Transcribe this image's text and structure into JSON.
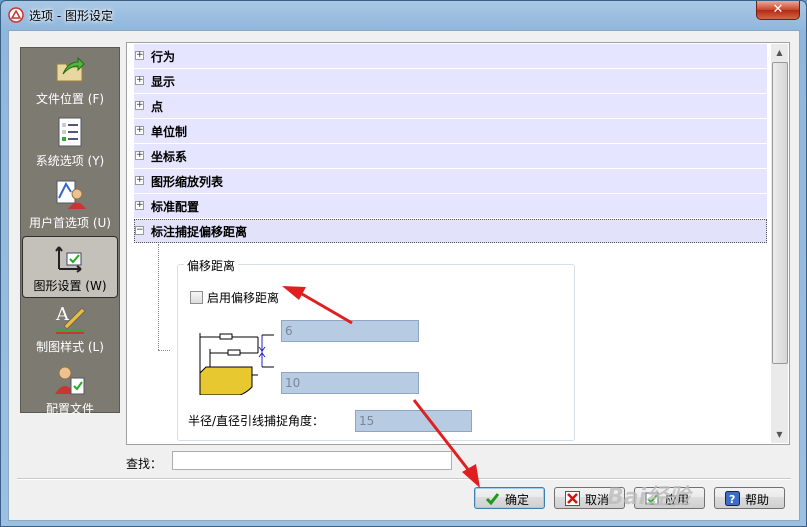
{
  "window": {
    "title": "选项 - 图形设定",
    "close_label": "✕"
  },
  "nav": {
    "items": [
      {
        "label": "文件位置 (F)",
        "icon": "folder-arrow-icon"
      },
      {
        "label": "系统选项 (Y)",
        "icon": "checklist-icon"
      },
      {
        "label": "用户首选项 (U)",
        "icon": "user-preference-icon"
      },
      {
        "label": "图形设置 (W)",
        "icon": "graphics-settings-icon",
        "selected": true
      },
      {
        "label": "制图样式 (L)",
        "icon": "drawing-style-icon"
      },
      {
        "label": "配置文件",
        "icon": "config-file-icon"
      }
    ]
  },
  "tree": {
    "items": [
      {
        "label": "行为",
        "expander": "+"
      },
      {
        "label": "显示",
        "expander": "+"
      },
      {
        "label": "点",
        "expander": "+"
      },
      {
        "label": "单位制",
        "expander": "+"
      },
      {
        "label": "坐标系",
        "expander": "+"
      },
      {
        "label": "图形缩放列表",
        "expander": "+"
      },
      {
        "label": "标准配置",
        "expander": "+"
      },
      {
        "label": "标注捕捉偏移距离",
        "expander": "−"
      }
    ]
  },
  "offset_group": {
    "legend": "偏移距离",
    "enable_label": "启用偏移距离",
    "enable_checked": false,
    "offset1_value": "6",
    "offset2_value": "10",
    "angle_label": "半径/直径引线捕捉角度：",
    "angle_value": "15"
  },
  "search": {
    "label": "查找：",
    "value": ""
  },
  "buttons": {
    "ok": "确定",
    "cancel": "取消",
    "apply": "应用",
    "help": "帮助"
  },
  "watermark": "Bai经验",
  "colors": {
    "tree_row_bg": "#e5e5ff",
    "disabled_field_bg": "#b7cbe2",
    "annotation_red": "#e02020"
  }
}
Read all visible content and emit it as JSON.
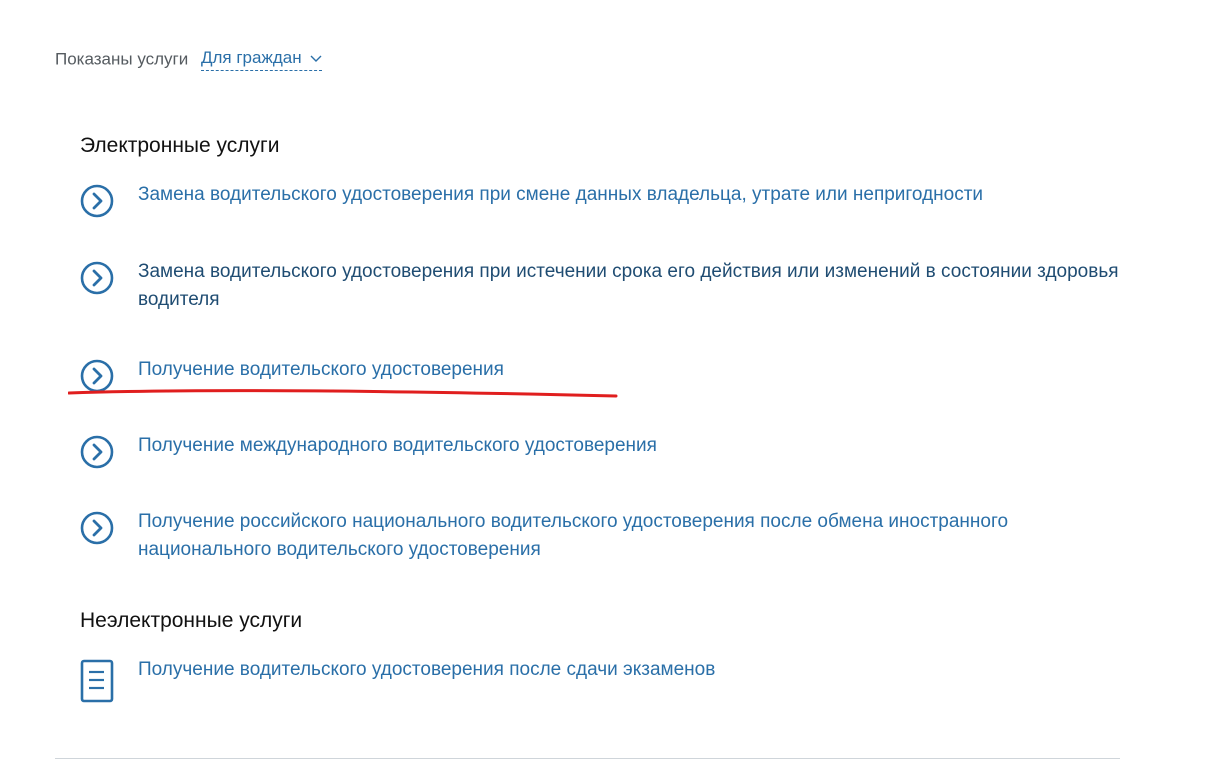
{
  "filter": {
    "prefix": "Показаны услуги",
    "selected": "Для граждан"
  },
  "sections": {
    "electronic": {
      "title": "Электронные услуги",
      "items": [
        {
          "label": "Замена водительского удостоверения при смене данных владельца, утрате или непригодности"
        },
        {
          "label": "Замена водительского удостоверения при истечении срока его действия или изменений в состоянии здоровья водителя"
        },
        {
          "label": "Получение водительского удостоверения"
        },
        {
          "label": "Получение международного водительского удостоверения"
        },
        {
          "label": "Получение российского национального водительского удостоверения после обмена иностранного национального водительского удостоверения"
        }
      ]
    },
    "non_electronic": {
      "title": "Неэлектронные услуги",
      "items": [
        {
          "label": "Получение водительского удостоверения после сдачи экзаменов"
        }
      ]
    }
  },
  "colors": {
    "link": "#2a6fa8",
    "icon": "#2a6fa8",
    "highlight_underline": "#e01e1e"
  },
  "icons": {
    "electronic_item": "circle-chevron-right-icon",
    "non_electronic_item": "document-icon"
  }
}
┄┄┄┄┄┄┄┄┄┄
GIVEN INSTRUCTION:
Drop the images and repeat the data exactly.

ANSWER TO THIS EXERCISE:
Transcribe this image's text and structure into JSON.
{
  "window": {
    "title": "选项 - 图形设定",
    "close_label": "✕"
  },
  "nav": {
    "items": [
      {
        "label": "文件位置 (F)",
        "icon": "folder-arrow-icon"
      },
      {
        "label": "系统选项 (Y)",
        "icon": "checklist-icon"
      },
      {
        "label": "用户首选项 (U)",
        "icon": "user-preference-icon"
      },
      {
        "label": "图形设置 (W)",
        "icon": "graphics-settings-icon",
        "selected": true
      },
      {
        "label": "制图样式 (L)",
        "icon": "drawing-style-icon"
      },
      {
        "label": "配置文件",
        "icon": "config-file-icon"
      }
    ]
  },
  "tree": {
    "items": [
      {
        "label": "行为",
        "expander": "+"
      },
      {
        "label": "显示",
        "expander": "+"
      },
      {
        "label": "点",
        "expander": "+"
      },
      {
        "label": "单位制",
        "expander": "+"
      },
      {
        "label": "坐标系",
        "expander": "+"
      },
      {
        "label": "图形缩放列表",
        "expander": "+"
      },
      {
        "label": "标准配置",
        "expander": "+"
      },
      {
        "label": "标注捕捉偏移距离",
        "expander": "−"
      }
    ]
  },
  "offset_group": {
    "legend": "偏移距离",
    "enable_label": "启用偏移距离",
    "enable_checked": false,
    "offset1_value": "6",
    "offset2_value": "10",
    "angle_label": "半径/直径引线捕捉角度：",
    "angle_value": "15"
  },
  "search": {
    "label": "查找：",
    "value": ""
  },
  "buttons": {
    "ok": "确定",
    "cancel": "取消",
    "apply": "应用",
    "help": "帮助"
  },
  "watermark": "Bai经验",
  "colors": {
    "tree_row_bg": "#e5e5ff",
    "disabled_field_bg": "#b7cbe2",
    "annotation_red": "#e02020"
  }
}
Read all visible content and emit it as JSON.
{
  "filter": {
    "prefix": "Показаны услуги",
    "selected": "Для граждан"
  },
  "sections": {
    "electronic": {
      "title": "Электронные услуги",
      "items": [
        {
          "label": "Замена водительского удостоверения при смене данных владельца, утрате или непригодности"
        },
        {
          "label": "Замена водительского удостоверения при истечении срока его действия или изменений в состоянии здоровья водителя"
        },
        {
          "label": "Получение водительского удостоверения"
        },
        {
          "label": "Получение международного водительского удостоверения"
        },
        {
          "label": "Получение российского национального водительского удостоверения после обмена иностранного национального водительского удостоверения"
        }
      ]
    },
    "non_electronic": {
      "title": "Неэлектронные услуги",
      "items": [
        {
          "label": "Получение водительского удостоверения после сдачи экзаменов"
        }
      ]
    }
  },
  "colors": {
    "link": "#2a6fa8",
    "icon": "#2a6fa8",
    "highlight_underline": "#e01e1e"
  },
  "icons": {
    "electronic_item": "circle-chevron-right-icon",
    "non_electronic_item": "document-icon"
  }
}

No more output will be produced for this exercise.